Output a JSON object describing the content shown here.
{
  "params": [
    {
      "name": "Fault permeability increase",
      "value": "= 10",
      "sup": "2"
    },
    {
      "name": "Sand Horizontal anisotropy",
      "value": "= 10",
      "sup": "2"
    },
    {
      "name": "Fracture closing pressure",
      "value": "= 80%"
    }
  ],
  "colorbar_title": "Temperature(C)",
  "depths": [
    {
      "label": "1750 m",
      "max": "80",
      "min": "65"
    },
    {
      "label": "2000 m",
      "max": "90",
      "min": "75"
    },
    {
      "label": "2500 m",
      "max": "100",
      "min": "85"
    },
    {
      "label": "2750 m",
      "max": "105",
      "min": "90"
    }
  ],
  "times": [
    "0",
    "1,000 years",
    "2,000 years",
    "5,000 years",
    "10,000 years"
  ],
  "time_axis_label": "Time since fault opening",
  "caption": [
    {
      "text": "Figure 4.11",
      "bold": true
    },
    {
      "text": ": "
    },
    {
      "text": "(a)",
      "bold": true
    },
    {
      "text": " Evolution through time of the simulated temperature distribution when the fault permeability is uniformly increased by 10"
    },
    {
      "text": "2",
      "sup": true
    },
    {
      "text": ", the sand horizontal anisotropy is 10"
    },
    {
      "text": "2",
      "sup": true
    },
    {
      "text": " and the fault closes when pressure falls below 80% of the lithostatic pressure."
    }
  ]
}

# WHAT YOU ARE ASKED TO DO
Above are several records. Count the lines among them that contain "when" and give only the total.

# FINAL RESULT
2